Challenge: Output the material beneath this task exactly, images excluded.

:: Data entries

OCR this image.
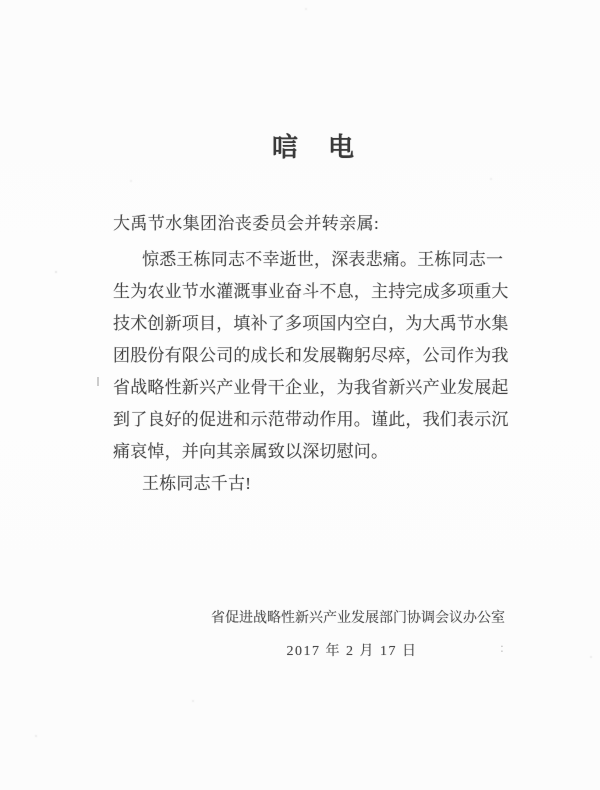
唁　电
大禹节水集团治丧委员会并转亲属:
惊悉王栋同志不幸逝世，深表悲痛。王栋同志一
生为农业节水灌溉事业奋斗不息，主持完成多项重大
技术创新项目，填补了多项国内空白，为大禹节水集
团股份有限公司的成长和发展鞠躬尽瘁，公司作为我
省战略性新兴产业骨干企业，为我省新兴产业发展起
到了良好的促进和示范带动作用。谨此，我们表示沉
痛哀悼，并向其亲属致以深切慰问。
王栋同志千古!
省促进战略性新兴产业发展部门协调会议办公室
2017 年 2 月 17 日	:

::::

Worked solution:
OCR this image.
唁　电
大禹节水集团治丧委员会并转亲属:
惊悉王栋同志不幸逝世，深表悲痛。王栋同志一
生为农业节水灌溉事业奋斗不息，主持完成多项重大
技术创新项目，填补了多项国内空白，为大禹节水集
团股份有限公司的成长和发展鞠躬尽瘁，公司作为我
省战略性新兴产业骨干企业，为我省新兴产业发展起
到了良好的促进和示范带动作用。谨此，我们表示沉
痛哀悼，并向其亲属致以深切慰问。
王栋同志千古!
省促进战略性新兴产业发展部门协调会议办公室
2017 年 2 月 17 日	:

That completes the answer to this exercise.